[start RECORDS TO USE]
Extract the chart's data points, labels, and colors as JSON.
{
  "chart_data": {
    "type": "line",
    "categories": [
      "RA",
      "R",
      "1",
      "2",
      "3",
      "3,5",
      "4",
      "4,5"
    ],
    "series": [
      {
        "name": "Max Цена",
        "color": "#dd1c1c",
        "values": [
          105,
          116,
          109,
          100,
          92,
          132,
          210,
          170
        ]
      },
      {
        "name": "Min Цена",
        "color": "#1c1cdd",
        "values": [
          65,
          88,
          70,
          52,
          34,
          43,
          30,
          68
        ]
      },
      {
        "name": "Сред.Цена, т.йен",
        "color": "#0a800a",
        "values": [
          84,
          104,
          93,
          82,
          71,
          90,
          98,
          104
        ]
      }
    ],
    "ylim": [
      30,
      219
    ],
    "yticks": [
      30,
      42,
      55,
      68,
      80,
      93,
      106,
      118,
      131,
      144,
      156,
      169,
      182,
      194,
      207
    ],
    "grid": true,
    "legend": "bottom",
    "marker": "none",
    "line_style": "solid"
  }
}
[end RECORDS TO USE]
Each line must be given again exactly as written above.

Extract the chart's data points, labels, and colors as JSON.
{
  "chart_data": {
    "type": "line",
    "categories": [
      "RA",
      "R",
      "1",
      "2",
      "3",
      "3,5",
      "4",
      "4,5"
    ],
    "series": [
      {
        "name": "Max Цена",
        "color": "#dd1c1c",
        "values": [
          105,
          116,
          109,
          100,
          92,
          132,
          210,
          170
        ]
      },
      {
        "name": "Min Цена",
        "color": "#1c1cdd",
        "values": [
          65,
          88,
          70,
          52,
          34,
          43,
          30,
          68
        ]
      },
      {
        "name": "Сред.Цена, т.йен",
        "color": "#0a800a",
        "values": [
          84,
          104,
          93,
          82,
          71,
          90,
          98,
          104
        ]
      }
    ],
    "ylim": [
      30,
      219
    ],
    "yticks": [
      30,
      42,
      55,
      68,
      80,
      93,
      106,
      118,
      131,
      144,
      156,
      169,
      182,
      194,
      207
    ],
    "grid": true,
    "legend": "bottom",
    "marker": "none",
    "line_style": "solid"
  }
}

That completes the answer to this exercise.